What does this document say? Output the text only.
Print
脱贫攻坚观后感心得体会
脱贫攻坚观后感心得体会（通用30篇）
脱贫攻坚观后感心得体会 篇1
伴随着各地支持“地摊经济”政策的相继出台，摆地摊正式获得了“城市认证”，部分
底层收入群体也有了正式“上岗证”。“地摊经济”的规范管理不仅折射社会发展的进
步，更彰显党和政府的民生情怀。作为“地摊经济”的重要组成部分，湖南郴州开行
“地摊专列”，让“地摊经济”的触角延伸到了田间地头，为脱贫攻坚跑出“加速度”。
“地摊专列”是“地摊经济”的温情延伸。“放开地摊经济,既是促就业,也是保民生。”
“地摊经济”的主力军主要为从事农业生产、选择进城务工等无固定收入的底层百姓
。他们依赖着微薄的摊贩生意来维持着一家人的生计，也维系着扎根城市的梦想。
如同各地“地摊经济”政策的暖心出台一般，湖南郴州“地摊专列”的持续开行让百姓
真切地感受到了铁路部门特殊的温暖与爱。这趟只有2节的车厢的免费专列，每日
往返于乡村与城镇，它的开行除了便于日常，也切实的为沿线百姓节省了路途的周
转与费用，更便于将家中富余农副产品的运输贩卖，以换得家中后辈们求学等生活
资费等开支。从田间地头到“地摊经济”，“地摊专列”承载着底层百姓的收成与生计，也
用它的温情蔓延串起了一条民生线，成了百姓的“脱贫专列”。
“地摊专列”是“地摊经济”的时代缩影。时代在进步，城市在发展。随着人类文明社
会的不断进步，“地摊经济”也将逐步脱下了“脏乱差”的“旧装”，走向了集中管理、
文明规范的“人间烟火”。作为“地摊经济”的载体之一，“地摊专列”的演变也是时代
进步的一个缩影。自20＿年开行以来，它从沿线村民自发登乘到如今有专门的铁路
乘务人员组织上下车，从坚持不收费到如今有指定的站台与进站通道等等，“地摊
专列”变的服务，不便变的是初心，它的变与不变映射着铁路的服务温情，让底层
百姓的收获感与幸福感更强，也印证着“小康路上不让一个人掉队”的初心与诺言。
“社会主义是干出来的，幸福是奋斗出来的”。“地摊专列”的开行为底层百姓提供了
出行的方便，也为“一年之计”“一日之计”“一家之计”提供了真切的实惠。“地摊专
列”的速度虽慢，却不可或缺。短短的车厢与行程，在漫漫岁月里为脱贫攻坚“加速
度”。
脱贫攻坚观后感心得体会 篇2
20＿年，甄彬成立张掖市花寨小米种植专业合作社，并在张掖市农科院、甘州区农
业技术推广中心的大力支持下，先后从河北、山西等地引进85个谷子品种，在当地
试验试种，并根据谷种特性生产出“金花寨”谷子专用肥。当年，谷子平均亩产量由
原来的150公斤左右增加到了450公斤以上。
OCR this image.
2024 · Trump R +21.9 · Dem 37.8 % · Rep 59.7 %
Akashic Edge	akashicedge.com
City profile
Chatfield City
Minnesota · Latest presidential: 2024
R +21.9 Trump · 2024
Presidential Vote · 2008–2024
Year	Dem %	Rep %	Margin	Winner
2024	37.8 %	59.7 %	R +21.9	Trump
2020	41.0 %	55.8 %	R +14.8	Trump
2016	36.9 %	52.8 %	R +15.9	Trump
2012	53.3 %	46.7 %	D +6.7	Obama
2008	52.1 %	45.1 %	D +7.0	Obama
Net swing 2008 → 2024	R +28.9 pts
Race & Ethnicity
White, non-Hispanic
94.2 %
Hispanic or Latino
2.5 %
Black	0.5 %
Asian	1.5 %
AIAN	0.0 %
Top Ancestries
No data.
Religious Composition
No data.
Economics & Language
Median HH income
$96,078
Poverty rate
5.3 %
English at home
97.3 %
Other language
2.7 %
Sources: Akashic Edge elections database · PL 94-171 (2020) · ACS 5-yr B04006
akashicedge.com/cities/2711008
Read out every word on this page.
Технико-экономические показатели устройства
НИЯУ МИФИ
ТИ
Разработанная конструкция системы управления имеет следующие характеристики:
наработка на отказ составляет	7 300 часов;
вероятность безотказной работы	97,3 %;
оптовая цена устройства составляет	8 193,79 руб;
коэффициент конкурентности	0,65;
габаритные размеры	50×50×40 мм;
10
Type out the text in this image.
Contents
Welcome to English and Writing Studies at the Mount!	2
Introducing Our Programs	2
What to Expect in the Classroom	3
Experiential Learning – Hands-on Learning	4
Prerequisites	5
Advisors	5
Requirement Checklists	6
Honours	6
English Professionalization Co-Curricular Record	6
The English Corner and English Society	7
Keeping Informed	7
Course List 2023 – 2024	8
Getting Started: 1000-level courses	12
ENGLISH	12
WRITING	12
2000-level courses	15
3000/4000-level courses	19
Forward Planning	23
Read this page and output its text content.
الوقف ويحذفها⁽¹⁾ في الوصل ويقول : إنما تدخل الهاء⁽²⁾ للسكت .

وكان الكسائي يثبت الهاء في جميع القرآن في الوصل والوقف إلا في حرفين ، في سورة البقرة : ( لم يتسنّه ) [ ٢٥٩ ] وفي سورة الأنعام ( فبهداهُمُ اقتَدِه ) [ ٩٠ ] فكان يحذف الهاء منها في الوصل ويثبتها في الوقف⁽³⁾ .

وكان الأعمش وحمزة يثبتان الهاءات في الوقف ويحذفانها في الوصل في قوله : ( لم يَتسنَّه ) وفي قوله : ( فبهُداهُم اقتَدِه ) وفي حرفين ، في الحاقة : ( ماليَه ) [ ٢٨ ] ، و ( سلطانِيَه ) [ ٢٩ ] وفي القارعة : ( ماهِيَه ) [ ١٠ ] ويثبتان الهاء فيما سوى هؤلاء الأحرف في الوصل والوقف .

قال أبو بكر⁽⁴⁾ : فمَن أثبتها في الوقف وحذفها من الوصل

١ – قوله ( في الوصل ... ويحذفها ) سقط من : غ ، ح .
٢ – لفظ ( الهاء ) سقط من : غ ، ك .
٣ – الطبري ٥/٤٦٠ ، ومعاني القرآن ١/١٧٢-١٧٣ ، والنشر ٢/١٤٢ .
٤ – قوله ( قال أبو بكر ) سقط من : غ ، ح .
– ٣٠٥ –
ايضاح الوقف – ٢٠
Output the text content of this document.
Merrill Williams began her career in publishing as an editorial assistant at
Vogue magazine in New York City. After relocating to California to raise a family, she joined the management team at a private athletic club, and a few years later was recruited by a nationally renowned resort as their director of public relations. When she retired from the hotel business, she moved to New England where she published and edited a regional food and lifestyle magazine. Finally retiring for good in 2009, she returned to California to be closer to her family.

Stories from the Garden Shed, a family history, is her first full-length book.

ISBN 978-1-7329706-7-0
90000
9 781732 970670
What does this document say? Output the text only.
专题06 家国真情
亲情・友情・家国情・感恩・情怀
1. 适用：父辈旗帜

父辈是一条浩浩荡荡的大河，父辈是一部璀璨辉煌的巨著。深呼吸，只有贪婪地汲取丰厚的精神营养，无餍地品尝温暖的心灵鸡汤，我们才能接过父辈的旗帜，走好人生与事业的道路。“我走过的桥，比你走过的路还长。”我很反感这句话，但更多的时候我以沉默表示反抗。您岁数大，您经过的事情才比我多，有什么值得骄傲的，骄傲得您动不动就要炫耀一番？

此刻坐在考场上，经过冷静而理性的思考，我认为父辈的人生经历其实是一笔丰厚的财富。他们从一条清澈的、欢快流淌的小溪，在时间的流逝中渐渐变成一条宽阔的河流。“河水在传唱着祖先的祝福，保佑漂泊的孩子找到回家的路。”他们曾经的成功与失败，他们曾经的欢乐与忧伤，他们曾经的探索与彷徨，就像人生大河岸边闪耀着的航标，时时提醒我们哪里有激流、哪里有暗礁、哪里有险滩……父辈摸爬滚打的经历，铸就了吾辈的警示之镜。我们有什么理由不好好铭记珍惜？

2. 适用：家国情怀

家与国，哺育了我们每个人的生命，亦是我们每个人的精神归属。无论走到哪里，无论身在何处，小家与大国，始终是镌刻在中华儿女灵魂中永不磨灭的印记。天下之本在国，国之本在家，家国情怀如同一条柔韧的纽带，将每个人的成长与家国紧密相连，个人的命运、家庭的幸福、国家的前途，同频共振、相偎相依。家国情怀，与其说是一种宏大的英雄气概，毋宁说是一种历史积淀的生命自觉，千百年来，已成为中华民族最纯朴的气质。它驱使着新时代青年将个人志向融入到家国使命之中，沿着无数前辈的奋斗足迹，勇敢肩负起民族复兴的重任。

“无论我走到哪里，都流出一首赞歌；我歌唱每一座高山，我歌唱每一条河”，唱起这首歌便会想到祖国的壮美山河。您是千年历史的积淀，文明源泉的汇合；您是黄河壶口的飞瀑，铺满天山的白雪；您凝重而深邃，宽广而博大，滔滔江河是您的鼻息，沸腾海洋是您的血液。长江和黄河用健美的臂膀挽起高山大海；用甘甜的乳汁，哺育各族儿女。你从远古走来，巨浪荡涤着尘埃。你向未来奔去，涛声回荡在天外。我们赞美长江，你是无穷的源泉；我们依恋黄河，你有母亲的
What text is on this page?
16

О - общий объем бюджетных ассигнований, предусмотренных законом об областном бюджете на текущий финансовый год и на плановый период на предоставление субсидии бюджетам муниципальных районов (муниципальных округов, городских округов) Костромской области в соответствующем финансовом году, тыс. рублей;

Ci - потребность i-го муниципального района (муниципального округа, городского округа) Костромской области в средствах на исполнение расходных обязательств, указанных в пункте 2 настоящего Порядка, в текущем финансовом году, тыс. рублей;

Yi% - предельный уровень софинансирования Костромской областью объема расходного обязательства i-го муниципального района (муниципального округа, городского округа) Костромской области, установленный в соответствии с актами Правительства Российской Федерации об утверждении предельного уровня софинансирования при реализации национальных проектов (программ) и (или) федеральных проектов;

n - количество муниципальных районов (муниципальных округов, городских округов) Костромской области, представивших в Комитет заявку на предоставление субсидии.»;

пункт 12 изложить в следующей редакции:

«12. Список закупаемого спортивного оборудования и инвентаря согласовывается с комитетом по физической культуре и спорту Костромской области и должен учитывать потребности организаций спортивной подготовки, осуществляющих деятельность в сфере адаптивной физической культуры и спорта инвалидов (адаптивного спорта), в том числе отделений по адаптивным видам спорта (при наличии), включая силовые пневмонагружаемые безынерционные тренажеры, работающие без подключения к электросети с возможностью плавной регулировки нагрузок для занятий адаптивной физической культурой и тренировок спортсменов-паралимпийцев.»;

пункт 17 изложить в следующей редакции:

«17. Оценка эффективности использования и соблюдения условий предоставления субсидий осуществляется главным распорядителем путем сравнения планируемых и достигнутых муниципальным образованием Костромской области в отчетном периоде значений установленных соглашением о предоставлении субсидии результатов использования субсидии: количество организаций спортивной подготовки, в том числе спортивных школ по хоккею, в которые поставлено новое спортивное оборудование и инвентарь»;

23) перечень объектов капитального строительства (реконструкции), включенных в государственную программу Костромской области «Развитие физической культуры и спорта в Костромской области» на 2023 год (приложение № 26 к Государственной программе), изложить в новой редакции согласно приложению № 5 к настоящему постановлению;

What this task involves —
Which lines hold the word "akashicedge"? Copy all of them.

Exercise solution —
Akashic Edge	akashicedge.com
akashicedge.com/cities/2711008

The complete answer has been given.